## Task details
Work out how many lines of the material below mention the word "root"; reply with the number only.

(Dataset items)
** start **

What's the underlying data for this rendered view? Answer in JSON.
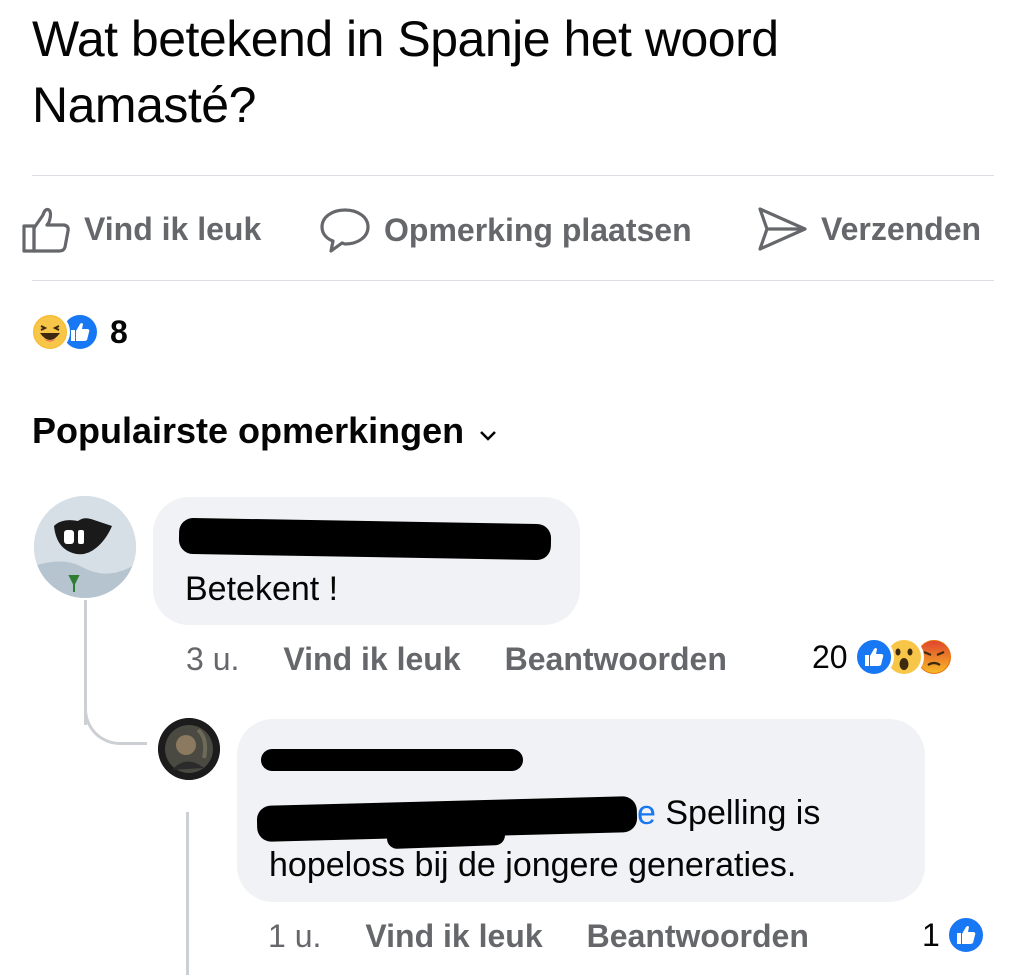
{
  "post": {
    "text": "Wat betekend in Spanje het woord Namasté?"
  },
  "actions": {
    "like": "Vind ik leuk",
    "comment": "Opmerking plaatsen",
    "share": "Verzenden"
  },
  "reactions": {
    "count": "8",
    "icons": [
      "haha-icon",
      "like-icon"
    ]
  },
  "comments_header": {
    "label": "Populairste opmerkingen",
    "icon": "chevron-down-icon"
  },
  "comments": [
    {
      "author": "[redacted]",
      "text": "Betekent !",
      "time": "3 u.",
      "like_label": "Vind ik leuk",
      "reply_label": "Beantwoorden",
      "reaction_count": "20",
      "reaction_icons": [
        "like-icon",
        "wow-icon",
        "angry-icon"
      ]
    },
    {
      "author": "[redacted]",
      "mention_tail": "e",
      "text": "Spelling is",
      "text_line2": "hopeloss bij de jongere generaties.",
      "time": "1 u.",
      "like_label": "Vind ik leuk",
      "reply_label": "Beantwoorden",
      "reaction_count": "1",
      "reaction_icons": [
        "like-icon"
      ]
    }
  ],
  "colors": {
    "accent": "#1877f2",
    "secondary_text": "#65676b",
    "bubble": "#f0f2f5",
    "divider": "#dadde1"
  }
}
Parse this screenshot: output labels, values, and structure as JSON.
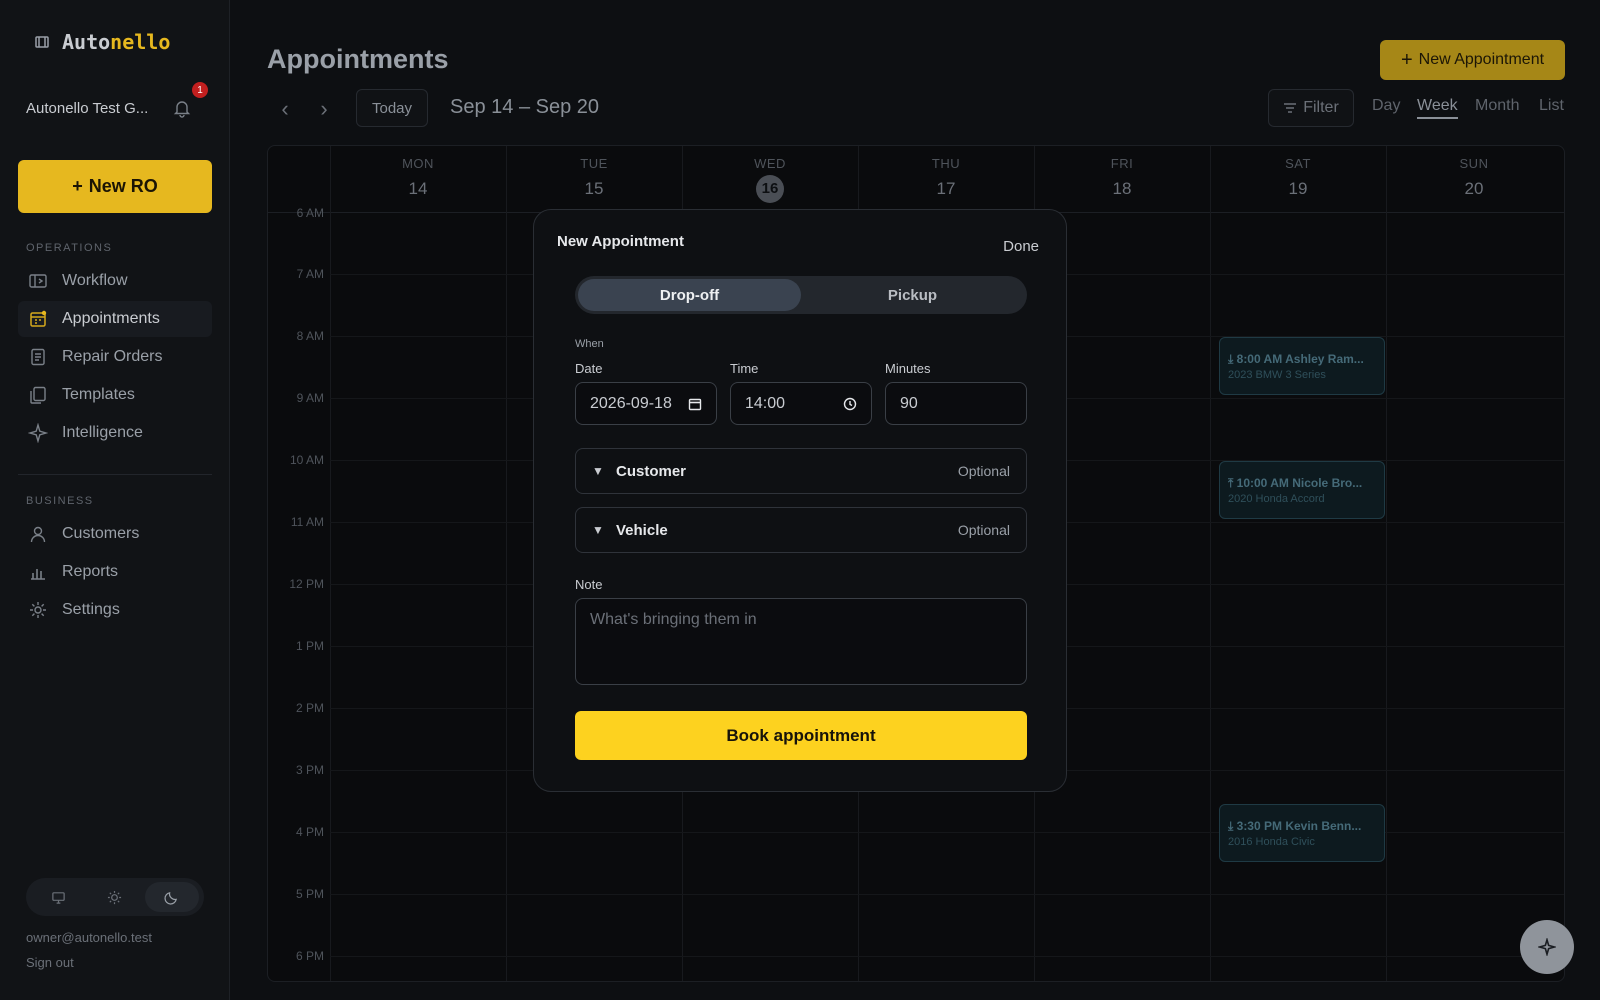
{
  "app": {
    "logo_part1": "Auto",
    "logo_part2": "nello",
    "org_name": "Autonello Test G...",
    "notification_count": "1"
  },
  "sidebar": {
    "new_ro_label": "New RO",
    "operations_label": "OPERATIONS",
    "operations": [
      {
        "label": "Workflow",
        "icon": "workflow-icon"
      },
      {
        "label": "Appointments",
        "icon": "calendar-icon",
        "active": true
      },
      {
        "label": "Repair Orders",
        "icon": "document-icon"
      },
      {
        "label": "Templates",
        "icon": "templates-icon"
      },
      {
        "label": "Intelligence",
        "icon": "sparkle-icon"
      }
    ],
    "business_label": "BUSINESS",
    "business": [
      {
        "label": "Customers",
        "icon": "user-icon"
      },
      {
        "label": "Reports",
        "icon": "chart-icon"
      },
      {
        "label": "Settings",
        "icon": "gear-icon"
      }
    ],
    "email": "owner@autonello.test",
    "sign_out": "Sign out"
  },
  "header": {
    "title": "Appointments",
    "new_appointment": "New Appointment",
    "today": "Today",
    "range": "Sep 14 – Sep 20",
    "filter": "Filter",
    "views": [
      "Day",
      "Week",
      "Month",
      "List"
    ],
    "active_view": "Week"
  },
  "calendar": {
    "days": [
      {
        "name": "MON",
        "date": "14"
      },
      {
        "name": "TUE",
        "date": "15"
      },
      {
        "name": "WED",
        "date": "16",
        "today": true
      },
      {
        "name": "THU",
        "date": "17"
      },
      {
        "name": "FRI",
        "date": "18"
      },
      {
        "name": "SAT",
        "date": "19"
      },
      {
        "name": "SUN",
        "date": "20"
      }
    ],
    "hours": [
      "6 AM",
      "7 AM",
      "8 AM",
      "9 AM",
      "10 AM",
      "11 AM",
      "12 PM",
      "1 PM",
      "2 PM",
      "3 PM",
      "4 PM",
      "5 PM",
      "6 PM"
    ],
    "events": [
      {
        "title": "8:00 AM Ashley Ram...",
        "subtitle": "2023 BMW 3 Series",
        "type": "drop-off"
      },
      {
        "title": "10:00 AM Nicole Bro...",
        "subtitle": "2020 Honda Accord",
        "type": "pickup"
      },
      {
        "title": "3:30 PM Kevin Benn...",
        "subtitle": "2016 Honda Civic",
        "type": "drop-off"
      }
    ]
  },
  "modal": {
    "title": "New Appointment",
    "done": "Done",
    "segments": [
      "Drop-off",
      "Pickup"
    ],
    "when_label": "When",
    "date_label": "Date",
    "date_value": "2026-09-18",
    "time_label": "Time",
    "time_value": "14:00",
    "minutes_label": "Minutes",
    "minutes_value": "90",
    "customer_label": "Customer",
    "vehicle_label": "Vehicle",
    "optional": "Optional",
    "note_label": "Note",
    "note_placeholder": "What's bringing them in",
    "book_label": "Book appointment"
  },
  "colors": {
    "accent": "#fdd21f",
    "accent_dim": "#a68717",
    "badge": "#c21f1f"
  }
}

** end **
** start **

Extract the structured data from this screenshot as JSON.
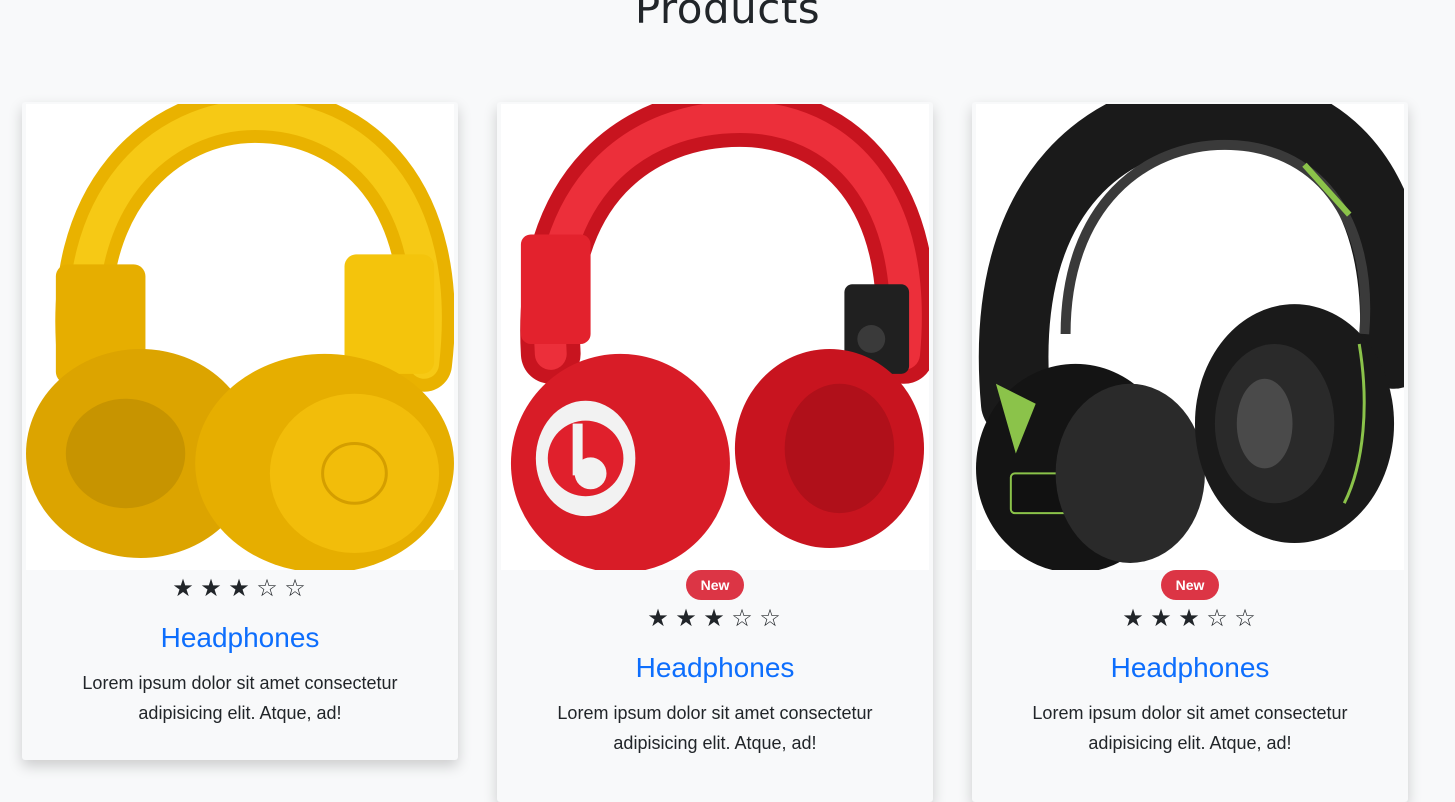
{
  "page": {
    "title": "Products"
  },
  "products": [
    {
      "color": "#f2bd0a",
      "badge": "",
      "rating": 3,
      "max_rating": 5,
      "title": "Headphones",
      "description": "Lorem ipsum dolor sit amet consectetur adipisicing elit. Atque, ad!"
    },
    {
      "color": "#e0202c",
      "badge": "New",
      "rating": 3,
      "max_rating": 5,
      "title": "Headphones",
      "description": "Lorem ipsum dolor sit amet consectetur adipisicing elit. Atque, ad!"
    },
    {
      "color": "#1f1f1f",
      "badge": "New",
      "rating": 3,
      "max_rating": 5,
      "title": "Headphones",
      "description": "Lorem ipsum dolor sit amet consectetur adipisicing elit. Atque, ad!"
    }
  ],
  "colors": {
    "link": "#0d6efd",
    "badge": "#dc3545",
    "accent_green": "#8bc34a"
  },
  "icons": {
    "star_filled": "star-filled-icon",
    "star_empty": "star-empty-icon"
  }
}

** end **
** start **

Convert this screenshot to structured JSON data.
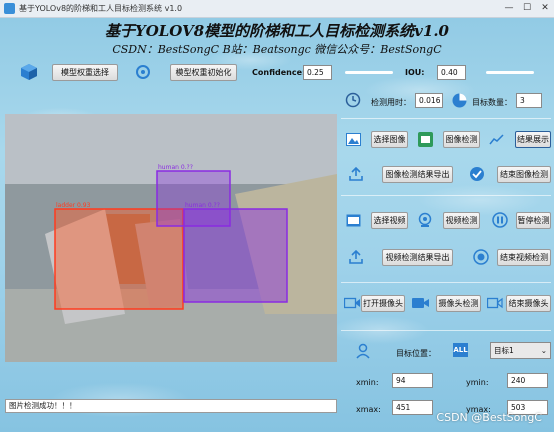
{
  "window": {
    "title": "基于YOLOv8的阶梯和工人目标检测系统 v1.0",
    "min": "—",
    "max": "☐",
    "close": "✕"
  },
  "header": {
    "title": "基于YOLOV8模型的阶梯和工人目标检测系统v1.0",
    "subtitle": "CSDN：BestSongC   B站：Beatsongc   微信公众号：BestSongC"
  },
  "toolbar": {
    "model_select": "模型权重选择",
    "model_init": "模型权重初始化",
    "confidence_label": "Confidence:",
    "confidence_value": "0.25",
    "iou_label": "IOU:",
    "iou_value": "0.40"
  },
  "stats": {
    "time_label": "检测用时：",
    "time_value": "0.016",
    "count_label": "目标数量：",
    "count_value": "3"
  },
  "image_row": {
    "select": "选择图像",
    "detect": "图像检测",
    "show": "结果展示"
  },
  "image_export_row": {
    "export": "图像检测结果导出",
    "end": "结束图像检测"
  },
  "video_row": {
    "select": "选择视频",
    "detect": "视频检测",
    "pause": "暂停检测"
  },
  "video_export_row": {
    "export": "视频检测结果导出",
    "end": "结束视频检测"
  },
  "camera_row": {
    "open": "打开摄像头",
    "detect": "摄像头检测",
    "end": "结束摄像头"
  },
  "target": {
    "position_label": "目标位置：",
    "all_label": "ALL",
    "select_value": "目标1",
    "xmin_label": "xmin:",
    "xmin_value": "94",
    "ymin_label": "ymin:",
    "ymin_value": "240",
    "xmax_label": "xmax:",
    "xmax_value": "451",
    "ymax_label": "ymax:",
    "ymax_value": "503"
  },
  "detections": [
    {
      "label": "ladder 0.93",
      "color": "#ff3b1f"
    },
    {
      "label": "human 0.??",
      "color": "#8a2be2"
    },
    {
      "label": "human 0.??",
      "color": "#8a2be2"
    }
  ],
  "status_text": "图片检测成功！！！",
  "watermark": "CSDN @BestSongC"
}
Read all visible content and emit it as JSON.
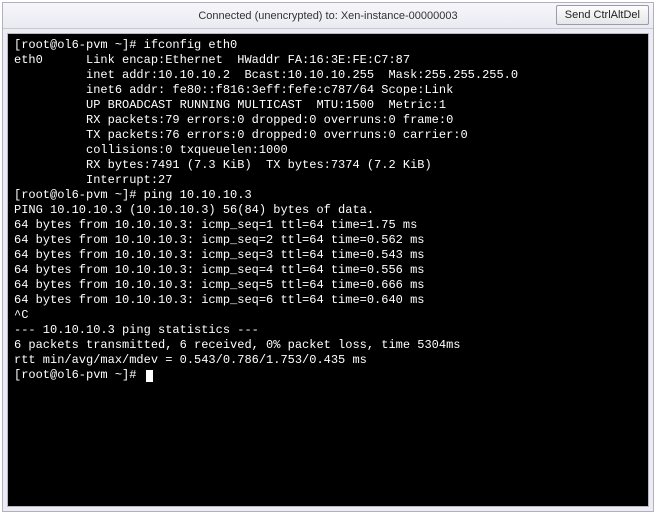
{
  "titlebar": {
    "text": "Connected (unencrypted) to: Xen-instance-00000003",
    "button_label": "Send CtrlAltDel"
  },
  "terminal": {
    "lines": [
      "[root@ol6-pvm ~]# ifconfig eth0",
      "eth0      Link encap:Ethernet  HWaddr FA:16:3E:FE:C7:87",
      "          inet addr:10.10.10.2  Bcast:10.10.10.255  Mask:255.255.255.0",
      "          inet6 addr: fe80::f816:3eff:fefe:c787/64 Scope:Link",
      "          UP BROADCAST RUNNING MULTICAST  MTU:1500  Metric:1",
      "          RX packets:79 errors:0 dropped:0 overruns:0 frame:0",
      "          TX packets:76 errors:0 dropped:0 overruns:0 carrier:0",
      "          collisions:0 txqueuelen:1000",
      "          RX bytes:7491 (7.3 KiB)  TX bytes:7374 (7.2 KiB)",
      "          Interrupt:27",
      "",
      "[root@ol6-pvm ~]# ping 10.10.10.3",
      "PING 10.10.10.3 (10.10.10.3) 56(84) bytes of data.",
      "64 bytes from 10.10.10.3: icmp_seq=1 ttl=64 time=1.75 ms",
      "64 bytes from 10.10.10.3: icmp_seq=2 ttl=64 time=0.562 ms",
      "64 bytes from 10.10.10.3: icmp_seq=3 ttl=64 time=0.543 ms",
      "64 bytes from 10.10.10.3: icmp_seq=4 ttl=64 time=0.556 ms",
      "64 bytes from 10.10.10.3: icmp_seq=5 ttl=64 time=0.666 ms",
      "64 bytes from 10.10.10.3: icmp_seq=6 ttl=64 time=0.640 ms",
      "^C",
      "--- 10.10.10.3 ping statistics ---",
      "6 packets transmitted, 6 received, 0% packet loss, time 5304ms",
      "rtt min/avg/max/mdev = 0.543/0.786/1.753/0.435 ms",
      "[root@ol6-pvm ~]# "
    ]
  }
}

** end **

## Task solution
3